What this task involves: Restate all the material verbatim, except for the pictures.

[Collected data]

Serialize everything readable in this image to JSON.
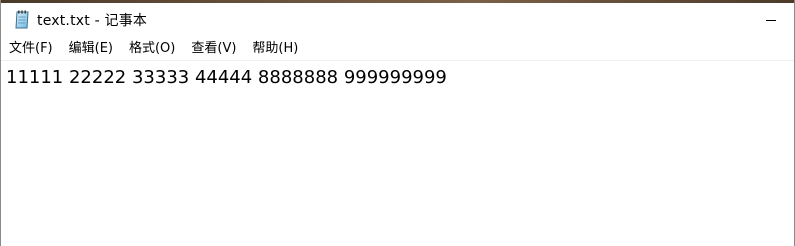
{
  "window": {
    "title": "text.txt - 记事本",
    "icon": "notepad-icon",
    "controls": {
      "minimize": "minimize-icon"
    }
  },
  "menu": {
    "items": [
      {
        "label": "文件(F)"
      },
      {
        "label": "编辑(E)"
      },
      {
        "label": "格式(O)"
      },
      {
        "label": "查看(V)"
      },
      {
        "label": "帮助(H)"
      }
    ]
  },
  "editor": {
    "content": "11111 22222 33333 44444 8888888 999999999"
  },
  "colors": {
    "background": "#ffffff",
    "text": "#000000",
    "menu_hover": "#e5f1fb"
  }
}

Exercise result:
Serialize everything readable in this image to JSON.
{
  "window": {
    "title": "text.txt - 记事本",
    "icon": "notepad-icon",
    "controls": {
      "minimize": "minimize-icon"
    }
  },
  "menu": {
    "items": [
      {
        "label": "文件(F)"
      },
      {
        "label": "编辑(E)"
      },
      {
        "label": "格式(O)"
      },
      {
        "label": "查看(V)"
      },
      {
        "label": "帮助(H)"
      }
    ]
  },
  "editor": {
    "content": "11111 22222 33333 44444 8888888 999999999"
  },
  "colors": {
    "background": "#ffffff",
    "text": "#000000",
    "menu_hover": "#e5f1fb"
  }
}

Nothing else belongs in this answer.